_Goal_
Go through the entries below and pick out every line with "ylabel".
== Information supplied
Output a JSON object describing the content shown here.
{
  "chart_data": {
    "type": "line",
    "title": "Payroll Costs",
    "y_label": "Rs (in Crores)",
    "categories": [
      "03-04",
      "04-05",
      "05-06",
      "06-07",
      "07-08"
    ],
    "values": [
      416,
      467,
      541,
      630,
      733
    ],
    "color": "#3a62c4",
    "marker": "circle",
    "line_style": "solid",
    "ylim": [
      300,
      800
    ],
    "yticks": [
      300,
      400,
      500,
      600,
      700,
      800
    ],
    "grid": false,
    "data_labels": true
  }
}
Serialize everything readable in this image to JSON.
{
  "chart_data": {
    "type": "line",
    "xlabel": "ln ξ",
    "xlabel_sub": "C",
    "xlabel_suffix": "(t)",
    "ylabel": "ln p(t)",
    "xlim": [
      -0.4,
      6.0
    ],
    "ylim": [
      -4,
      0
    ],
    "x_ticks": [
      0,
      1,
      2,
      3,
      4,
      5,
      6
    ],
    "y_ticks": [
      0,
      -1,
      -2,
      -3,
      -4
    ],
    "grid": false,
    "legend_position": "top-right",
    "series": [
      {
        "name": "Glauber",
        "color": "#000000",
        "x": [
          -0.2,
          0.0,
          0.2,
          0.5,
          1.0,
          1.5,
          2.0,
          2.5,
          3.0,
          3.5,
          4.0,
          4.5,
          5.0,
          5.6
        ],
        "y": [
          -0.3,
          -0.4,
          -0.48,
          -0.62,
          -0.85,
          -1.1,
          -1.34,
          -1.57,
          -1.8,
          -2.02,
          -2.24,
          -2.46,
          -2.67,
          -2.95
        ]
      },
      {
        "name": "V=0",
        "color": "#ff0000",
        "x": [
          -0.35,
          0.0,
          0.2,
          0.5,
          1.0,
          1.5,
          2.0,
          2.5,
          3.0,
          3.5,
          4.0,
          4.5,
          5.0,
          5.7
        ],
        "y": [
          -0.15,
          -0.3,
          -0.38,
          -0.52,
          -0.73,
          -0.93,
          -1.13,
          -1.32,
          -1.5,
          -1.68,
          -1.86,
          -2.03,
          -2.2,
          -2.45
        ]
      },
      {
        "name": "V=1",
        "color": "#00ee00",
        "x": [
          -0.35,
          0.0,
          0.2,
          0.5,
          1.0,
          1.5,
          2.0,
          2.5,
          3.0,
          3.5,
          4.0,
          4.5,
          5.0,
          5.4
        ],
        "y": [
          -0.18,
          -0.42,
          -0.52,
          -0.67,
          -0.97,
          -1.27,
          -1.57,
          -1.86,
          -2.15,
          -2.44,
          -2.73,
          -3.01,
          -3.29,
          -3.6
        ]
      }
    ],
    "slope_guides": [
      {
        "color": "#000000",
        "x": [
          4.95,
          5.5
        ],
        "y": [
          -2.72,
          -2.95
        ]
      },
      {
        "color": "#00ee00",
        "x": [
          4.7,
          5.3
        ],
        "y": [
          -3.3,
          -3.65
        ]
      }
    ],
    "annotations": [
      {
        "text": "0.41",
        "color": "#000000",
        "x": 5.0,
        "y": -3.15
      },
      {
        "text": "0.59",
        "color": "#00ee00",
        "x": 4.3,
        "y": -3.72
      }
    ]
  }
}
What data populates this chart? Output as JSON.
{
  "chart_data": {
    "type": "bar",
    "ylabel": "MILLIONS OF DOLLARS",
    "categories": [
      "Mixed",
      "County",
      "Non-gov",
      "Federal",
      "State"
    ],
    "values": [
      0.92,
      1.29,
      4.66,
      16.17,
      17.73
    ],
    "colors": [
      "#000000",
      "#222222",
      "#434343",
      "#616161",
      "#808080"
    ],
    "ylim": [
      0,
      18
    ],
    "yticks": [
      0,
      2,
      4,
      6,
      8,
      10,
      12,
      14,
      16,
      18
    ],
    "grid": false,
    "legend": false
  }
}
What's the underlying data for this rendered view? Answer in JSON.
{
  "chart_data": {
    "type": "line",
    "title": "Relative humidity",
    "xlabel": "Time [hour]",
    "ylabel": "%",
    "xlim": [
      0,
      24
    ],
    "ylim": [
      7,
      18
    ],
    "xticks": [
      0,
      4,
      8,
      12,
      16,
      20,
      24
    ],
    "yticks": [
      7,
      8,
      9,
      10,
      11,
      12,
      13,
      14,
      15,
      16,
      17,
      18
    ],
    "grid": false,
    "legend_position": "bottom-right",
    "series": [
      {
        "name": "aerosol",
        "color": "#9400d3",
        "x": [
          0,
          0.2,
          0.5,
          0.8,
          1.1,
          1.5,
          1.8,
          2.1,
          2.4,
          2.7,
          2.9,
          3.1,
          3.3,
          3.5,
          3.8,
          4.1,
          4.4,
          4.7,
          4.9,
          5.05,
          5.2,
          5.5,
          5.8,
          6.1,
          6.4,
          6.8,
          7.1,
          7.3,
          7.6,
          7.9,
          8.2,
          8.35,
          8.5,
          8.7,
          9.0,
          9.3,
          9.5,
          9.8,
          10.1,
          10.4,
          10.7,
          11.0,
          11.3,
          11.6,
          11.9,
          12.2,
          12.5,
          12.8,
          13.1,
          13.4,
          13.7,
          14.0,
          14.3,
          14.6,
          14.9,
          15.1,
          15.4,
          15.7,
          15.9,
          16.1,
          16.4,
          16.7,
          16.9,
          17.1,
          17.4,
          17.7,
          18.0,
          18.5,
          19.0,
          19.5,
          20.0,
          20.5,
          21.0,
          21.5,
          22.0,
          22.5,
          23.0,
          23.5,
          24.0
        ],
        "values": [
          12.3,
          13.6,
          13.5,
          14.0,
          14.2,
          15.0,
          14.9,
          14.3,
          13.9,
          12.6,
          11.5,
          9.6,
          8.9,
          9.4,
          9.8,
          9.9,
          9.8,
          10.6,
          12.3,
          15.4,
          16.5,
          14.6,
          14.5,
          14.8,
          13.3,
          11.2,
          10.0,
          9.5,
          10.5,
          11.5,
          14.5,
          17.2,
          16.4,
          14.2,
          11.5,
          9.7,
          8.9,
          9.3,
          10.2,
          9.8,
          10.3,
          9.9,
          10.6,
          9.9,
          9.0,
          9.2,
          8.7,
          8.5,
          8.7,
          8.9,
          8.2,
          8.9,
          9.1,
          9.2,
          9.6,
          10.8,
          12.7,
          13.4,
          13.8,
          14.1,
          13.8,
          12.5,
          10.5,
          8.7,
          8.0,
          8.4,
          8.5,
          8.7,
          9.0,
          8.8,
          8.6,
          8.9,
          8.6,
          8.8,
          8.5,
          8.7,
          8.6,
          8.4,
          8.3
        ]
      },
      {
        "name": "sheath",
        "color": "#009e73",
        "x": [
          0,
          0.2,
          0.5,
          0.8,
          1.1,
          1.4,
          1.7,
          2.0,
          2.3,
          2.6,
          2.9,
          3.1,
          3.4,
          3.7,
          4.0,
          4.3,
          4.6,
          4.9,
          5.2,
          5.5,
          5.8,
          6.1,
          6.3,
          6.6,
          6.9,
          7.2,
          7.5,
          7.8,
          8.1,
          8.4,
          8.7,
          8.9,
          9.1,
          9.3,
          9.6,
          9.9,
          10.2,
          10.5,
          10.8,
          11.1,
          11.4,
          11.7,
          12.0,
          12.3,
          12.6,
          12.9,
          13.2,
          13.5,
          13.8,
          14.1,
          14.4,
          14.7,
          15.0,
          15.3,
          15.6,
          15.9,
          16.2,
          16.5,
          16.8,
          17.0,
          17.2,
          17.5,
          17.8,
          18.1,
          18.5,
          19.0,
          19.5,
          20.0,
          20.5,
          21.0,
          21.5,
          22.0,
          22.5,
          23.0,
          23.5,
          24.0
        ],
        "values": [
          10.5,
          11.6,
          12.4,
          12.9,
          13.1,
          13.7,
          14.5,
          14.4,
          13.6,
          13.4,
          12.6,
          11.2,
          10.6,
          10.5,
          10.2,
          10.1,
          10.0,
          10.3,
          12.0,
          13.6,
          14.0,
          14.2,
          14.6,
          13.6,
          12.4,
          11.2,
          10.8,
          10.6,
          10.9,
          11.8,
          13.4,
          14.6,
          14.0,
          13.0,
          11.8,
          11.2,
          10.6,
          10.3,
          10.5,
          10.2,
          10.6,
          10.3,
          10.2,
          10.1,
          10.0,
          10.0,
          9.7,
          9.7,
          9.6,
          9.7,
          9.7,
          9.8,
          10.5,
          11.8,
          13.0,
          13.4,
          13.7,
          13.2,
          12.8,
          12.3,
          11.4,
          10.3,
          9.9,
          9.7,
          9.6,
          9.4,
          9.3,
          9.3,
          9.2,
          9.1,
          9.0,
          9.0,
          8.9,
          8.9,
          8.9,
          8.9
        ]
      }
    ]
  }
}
====
_Response_
    "ylabel": "ln p(t)",
    "ylabel": "MILLIONS OF DOLLARS",
    "ylabel": "%",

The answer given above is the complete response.